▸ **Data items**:
---------------
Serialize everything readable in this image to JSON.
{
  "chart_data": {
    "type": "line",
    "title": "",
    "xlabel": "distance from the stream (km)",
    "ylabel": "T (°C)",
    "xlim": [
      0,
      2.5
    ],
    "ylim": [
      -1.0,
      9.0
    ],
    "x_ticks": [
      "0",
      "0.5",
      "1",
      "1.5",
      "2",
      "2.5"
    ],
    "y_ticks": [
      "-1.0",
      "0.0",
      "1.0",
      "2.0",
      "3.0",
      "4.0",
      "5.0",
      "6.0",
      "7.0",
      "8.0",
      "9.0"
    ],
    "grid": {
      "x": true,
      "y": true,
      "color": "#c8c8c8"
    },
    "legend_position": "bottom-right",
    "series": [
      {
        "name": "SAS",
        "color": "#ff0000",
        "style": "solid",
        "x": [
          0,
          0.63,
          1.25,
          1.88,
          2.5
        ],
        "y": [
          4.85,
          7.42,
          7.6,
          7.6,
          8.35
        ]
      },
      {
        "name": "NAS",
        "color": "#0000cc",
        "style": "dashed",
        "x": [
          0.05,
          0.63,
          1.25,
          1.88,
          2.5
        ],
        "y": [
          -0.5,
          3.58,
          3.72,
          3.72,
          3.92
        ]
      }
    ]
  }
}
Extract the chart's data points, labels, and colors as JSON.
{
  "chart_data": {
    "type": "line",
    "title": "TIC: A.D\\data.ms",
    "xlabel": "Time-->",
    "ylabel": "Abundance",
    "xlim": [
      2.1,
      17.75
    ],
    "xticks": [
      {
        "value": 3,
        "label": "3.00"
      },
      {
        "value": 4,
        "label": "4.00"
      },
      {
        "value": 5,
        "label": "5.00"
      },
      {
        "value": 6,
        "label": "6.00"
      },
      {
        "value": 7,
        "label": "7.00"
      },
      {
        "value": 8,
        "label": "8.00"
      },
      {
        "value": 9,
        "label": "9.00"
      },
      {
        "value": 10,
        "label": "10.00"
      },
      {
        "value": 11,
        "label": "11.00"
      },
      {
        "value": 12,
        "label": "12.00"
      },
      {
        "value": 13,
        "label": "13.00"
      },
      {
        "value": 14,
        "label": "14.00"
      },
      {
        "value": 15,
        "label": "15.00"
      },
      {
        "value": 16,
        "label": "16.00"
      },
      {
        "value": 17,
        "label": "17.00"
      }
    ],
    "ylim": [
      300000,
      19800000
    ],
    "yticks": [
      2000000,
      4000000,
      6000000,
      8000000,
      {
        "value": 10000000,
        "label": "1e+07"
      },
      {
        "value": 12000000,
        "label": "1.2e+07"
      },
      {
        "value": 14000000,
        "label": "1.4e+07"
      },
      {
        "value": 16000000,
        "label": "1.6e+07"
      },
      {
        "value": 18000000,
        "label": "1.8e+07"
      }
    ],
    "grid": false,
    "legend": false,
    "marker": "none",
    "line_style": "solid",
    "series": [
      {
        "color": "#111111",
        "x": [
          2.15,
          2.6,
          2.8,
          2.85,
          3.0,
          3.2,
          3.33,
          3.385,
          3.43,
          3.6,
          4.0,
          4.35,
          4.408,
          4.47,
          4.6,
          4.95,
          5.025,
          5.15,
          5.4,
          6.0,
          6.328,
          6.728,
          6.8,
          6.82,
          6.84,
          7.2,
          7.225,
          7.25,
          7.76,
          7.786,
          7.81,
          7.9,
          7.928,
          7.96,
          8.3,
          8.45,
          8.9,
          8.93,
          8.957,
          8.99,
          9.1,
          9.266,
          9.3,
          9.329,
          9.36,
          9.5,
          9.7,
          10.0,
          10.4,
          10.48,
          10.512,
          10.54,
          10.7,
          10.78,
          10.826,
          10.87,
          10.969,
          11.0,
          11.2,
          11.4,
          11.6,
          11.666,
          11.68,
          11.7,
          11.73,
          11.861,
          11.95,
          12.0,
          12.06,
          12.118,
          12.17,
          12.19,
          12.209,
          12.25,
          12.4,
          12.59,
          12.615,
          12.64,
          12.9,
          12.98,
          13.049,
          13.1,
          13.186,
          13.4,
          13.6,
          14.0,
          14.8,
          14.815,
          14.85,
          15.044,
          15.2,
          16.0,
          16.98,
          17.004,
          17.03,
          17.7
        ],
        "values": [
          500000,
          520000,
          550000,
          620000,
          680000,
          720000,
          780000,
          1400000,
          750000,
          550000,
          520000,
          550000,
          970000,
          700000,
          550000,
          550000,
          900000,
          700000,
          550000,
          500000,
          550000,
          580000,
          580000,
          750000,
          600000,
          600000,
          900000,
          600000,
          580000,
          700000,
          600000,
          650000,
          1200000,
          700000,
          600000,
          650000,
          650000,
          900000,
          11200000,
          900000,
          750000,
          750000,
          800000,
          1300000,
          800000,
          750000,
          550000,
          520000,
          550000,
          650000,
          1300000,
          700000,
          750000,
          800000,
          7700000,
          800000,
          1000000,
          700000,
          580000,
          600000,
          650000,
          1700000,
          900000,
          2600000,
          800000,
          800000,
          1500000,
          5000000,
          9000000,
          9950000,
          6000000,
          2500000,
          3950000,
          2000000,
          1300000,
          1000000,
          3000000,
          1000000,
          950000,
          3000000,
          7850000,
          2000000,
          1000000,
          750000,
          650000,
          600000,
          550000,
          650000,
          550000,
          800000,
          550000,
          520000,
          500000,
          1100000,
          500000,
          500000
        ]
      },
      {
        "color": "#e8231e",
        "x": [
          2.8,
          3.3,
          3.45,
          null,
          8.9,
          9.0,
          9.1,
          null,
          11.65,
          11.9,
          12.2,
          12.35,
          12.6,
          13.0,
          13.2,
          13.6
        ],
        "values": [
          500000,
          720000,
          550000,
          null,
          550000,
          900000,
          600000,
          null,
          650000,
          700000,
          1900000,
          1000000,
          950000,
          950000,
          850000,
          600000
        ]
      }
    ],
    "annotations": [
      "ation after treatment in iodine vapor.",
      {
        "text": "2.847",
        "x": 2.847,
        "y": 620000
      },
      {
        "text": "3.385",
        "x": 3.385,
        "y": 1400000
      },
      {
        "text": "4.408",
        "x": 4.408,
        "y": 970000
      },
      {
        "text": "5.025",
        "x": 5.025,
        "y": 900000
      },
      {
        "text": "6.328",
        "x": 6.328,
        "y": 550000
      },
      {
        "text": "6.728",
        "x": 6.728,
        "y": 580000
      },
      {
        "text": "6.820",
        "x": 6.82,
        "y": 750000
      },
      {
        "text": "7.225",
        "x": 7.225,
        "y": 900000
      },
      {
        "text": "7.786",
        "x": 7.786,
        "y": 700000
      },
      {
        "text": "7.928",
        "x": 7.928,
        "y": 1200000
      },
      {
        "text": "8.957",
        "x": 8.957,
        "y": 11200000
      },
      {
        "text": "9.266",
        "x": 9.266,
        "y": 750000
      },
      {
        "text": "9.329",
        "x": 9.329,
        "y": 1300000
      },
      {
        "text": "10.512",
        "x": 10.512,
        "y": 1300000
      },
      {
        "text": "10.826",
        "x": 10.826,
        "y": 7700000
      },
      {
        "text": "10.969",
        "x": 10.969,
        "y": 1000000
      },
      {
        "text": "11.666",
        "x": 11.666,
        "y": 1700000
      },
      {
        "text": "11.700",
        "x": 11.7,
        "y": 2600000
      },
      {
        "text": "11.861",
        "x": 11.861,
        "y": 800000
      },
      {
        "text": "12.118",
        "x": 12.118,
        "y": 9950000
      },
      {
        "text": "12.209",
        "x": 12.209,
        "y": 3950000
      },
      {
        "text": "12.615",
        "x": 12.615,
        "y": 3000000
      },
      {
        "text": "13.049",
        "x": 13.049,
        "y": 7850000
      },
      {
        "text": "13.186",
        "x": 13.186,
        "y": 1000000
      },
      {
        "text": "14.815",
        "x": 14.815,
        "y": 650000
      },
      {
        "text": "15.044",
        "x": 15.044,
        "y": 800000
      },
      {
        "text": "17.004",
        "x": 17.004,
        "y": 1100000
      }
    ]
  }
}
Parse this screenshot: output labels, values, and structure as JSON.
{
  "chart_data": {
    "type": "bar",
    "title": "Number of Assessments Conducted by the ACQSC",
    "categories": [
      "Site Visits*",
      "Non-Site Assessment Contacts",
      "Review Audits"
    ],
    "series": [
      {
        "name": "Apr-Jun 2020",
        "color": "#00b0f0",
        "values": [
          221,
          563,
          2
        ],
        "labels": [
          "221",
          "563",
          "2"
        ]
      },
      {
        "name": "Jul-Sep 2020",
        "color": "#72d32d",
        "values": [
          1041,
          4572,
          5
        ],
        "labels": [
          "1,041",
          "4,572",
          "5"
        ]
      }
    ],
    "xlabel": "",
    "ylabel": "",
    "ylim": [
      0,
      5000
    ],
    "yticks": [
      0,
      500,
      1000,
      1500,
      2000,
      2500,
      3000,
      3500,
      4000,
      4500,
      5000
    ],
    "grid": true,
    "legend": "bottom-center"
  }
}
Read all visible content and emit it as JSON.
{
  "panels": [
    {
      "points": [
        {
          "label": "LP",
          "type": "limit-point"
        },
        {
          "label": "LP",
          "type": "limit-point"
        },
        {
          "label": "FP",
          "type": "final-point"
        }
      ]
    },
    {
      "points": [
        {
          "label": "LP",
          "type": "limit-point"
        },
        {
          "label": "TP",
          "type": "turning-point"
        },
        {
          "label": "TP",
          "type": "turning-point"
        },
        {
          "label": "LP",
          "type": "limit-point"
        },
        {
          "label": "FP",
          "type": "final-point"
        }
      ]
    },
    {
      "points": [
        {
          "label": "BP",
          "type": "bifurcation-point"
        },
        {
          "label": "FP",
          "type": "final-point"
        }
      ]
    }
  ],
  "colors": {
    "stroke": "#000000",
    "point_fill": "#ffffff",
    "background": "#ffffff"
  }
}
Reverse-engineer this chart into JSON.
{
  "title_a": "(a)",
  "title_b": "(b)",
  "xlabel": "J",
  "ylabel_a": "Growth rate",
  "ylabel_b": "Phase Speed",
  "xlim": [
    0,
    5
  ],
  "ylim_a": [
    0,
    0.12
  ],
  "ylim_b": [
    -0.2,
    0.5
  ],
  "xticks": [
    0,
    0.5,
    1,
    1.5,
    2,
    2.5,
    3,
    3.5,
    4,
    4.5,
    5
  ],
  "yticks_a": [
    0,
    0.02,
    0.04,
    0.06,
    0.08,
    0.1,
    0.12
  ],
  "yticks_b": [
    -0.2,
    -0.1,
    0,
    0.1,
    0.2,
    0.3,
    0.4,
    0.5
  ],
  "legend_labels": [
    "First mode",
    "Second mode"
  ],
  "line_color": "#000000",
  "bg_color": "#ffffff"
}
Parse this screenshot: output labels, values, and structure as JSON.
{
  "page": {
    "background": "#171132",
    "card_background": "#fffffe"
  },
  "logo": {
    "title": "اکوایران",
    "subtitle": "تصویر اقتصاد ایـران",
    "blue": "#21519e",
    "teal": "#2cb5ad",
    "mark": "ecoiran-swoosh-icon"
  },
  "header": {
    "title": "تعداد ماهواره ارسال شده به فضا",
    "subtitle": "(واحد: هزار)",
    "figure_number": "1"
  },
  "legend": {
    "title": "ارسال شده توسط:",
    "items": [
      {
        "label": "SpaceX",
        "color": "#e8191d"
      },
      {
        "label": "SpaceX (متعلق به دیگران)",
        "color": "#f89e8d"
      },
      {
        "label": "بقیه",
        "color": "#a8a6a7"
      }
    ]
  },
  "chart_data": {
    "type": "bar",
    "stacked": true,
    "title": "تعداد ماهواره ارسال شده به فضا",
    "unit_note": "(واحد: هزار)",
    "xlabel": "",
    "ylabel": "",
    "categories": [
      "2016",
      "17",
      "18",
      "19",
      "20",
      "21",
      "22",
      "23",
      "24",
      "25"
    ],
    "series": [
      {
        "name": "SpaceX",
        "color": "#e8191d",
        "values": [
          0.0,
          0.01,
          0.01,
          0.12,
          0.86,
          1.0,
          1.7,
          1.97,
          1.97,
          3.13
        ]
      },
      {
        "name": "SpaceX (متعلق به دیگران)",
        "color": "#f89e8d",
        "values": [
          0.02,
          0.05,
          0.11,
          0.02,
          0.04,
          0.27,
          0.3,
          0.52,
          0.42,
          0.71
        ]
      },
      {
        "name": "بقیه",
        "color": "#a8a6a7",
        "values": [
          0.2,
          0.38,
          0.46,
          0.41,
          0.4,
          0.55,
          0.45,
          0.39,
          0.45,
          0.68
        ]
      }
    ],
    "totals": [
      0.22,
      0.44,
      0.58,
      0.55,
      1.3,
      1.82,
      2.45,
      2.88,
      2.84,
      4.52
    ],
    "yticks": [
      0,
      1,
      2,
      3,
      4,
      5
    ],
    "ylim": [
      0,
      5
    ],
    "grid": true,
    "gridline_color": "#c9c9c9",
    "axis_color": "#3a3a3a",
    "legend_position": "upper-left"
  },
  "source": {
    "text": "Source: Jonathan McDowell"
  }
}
---------------
▸ **Description of the task**:
Go through the records above and copy every line with the word "colors".

▸ **Answer to this task**:
Extract the chart's data points, labels, and colors as JSON.
  "colors": {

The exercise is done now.